>>>

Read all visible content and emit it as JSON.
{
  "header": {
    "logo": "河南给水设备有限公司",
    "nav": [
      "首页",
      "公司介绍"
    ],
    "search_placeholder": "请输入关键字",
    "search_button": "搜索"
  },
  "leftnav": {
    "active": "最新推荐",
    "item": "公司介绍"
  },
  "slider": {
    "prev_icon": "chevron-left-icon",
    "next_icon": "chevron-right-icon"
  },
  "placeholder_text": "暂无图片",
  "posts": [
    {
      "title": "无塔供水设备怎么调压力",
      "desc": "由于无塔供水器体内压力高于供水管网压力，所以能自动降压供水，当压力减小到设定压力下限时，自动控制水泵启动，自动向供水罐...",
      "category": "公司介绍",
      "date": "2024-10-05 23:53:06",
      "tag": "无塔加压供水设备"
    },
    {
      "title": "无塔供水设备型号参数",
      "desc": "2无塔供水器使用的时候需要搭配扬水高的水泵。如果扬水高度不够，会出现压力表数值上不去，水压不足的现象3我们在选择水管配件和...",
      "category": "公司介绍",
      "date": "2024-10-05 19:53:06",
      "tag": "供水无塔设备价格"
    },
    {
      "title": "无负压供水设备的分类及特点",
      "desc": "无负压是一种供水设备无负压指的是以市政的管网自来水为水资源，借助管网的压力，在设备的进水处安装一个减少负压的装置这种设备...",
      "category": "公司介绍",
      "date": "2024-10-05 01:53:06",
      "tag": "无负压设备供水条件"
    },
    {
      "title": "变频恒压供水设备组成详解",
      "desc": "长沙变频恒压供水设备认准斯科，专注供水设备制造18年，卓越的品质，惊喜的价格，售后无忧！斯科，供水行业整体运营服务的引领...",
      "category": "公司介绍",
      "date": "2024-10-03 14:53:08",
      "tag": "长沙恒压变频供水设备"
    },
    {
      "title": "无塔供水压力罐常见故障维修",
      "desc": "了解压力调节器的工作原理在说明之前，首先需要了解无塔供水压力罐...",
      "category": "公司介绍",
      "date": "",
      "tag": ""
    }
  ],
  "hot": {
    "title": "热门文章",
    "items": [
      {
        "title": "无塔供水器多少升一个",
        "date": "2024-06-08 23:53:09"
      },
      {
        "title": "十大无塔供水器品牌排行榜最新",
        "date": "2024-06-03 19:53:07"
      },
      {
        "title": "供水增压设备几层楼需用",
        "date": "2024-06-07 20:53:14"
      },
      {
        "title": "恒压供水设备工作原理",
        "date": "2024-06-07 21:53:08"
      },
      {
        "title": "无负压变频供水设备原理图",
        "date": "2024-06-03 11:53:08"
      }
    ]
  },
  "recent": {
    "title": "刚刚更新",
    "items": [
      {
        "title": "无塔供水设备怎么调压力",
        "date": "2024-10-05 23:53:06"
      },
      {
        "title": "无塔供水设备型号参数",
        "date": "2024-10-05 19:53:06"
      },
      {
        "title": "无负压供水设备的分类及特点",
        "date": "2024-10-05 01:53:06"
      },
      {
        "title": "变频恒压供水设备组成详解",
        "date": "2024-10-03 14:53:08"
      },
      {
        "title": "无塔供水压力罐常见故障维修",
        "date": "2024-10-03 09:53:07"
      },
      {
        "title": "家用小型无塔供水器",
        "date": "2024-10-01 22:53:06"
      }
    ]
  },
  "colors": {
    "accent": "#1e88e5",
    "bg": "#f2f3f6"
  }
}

<<<

TASK:
Please set down all the data word for word.

RESULT:
Read all visible content and emit it as JSON.
{
  "header": {
    "logo": "河南给水设备有限公司",
    "nav": [
      "首页",
      "公司介绍"
    ],
    "search_placeholder": "请输入关键字",
    "search_button": "搜索"
  },
  "leftnav": {
    "active": "最新推荐",
    "item": "公司介绍"
  },
  "slider": {
    "prev_icon": "chevron-left-icon",
    "next_icon": "chevron-right-icon"
  },
  "placeholder_text": "暂无图片",
  "posts": [
    {
      "title": "无塔供水设备怎么调压力",
      "desc": "由于无塔供水器体内压力高于供水管网压力，所以能自动降压供水，当压力减小到设定压力下限时，自动控制水泵启动，自动向供水罐...",
      "category": "公司介绍",
      "date": "2024-10-05 23:53:06",
      "tag": "无塔加压供水设备"
    },
    {
      "title": "无塔供水设备型号参数",
      "desc": "2无塔供水器使用的时候需要搭配扬水高的水泵。如果扬水高度不够，会出现压力表数值上不去，水压不足的现象3我们在选择水管配件和...",
      "category": "公司介绍",
      "date": "2024-10-05 19:53:06",
      "tag": "供水无塔设备价格"
    },
    {
      "title": "无负压供水设备的分类及特点",
      "desc": "无负压是一种供水设备无负压指的是以市政的管网自来水为水资源，借助管网的压力，在设备的进水处安装一个减少负压的装置这种设备...",
      "category": "公司介绍",
      "date": "2024-10-05 01:53:06",
      "tag": "无负压设备供水条件"
    },
    {
      "title": "变频恒压供水设备组成详解",
      "desc": "长沙变频恒压供水设备认准斯科，专注供水设备制造18年，卓越的品质，惊喜的价格，售后无忧！斯科，供水行业整体运营服务的引领...",
      "category": "公司介绍",
      "date": "2024-10-03 14:53:08",
      "tag": "长沙恒压变频供水设备"
    },
    {
      "title": "无塔供水压力罐常见故障维修",
      "desc": "了解压力调节器的工作原理在说明之前，首先需要了解无塔供水压力罐...",
      "category": "公司介绍",
      "date": "",
      "tag": ""
    }
  ],
  "hot": {
    "title": "热门文章",
    "items": [
      {
        "title": "无塔供水器多少升一个",
        "date": "2024-06-08 23:53:09"
      },
      {
        "title": "十大无塔供水器品牌排行榜最新",
        "date": "2024-06-03 19:53:07"
      },
      {
        "title": "供水增压设备几层楼需用",
        "date": "2024-06-07 20:53:14"
      },
      {
        "title": "恒压供水设备工作原理",
        "date": "2024-06-07 21:53:08"
      },
      {
        "title": "无负压变频供水设备原理图",
        "date": "2024-06-03 11:53:08"
      }
    ]
  },
  "recent": {
    "title": "刚刚更新",
    "items": [
      {
        "title": "无塔供水设备怎么调压力",
        "date": "2024-10-05 23:53:06"
      },
      {
        "title": "无塔供水设备型号参数",
        "date": "2024-10-05 19:53:06"
      },
      {
        "title": "无负压供水设备的分类及特点",
        "date": "2024-10-05 01:53:06"
      },
      {
        "title": "变频恒压供水设备组成详解",
        "date": "2024-10-03 14:53:08"
      },
      {
        "title": "无塔供水压力罐常见故障维修",
        "date": "2024-10-03 09:53:07"
      },
      {
        "title": "家用小型无塔供水器",
        "date": "2024-10-01 22:53:06"
      }
    ]
  },
  "colors": {
    "accent": "#1e88e5",
    "bg": "#f2f3f6"
  }
}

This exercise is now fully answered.